*** RECORDS SHOWN Section Begins ***

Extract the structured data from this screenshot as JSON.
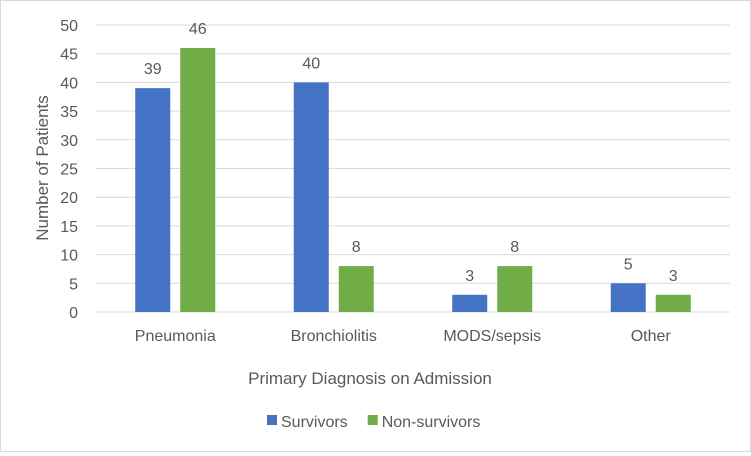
{
  "chart_data": {
    "type": "bar",
    "categories": [
      "Pneumonia",
      "Bronchiolitis",
      "MODS/sepsis",
      "Other"
    ],
    "series": [
      {
        "name": "Survivors",
        "values": [
          39,
          40,
          3,
          5
        ],
        "color": "#4472c4"
      },
      {
        "name": "Non-survivors",
        "values": [
          46,
          8,
          8,
          3
        ],
        "color": "#70ad47"
      }
    ],
    "xlabel": "Primary Diagnosis on Admission",
    "ylabel": "Number of Patients",
    "ylim": [
      0,
      50
    ],
    "yticks": [
      0,
      5,
      10,
      15,
      20,
      25,
      30,
      35,
      40,
      45,
      50
    ],
    "grid": true,
    "legend": "bottom",
    "data_labels": true,
    "colors": {
      "gridline": "#d9d9d9",
      "axis": "#d9d9d9",
      "text": "#595959"
    }
  }
}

*** RECORDS SHOWN Section Ends ***

REQUIRED ACTION: Pictures aside, restate the entries word for word.

ANSWER TO THE PROBLEM:
Extract the structured data from this screenshot as JSON.
{
  "chart_data": {
    "type": "bar",
    "categories": [
      "Pneumonia",
      "Bronchiolitis",
      "MODS/sepsis",
      "Other"
    ],
    "series": [
      {
        "name": "Survivors",
        "values": [
          39,
          40,
          3,
          5
        ],
        "color": "#4472c4"
      },
      {
        "name": "Non-survivors",
        "values": [
          46,
          8,
          8,
          3
        ],
        "color": "#70ad47"
      }
    ],
    "xlabel": "Primary Diagnosis on Admission",
    "ylabel": "Number of Patients",
    "ylim": [
      0,
      50
    ],
    "yticks": [
      0,
      5,
      10,
      15,
      20,
      25,
      30,
      35,
      40,
      45,
      50
    ],
    "grid": true,
    "legend": "bottom",
    "data_labels": true,
    "colors": {
      "gridline": "#d9d9d9",
      "axis": "#d9d9d9",
      "text": "#595959"
    }
  }
}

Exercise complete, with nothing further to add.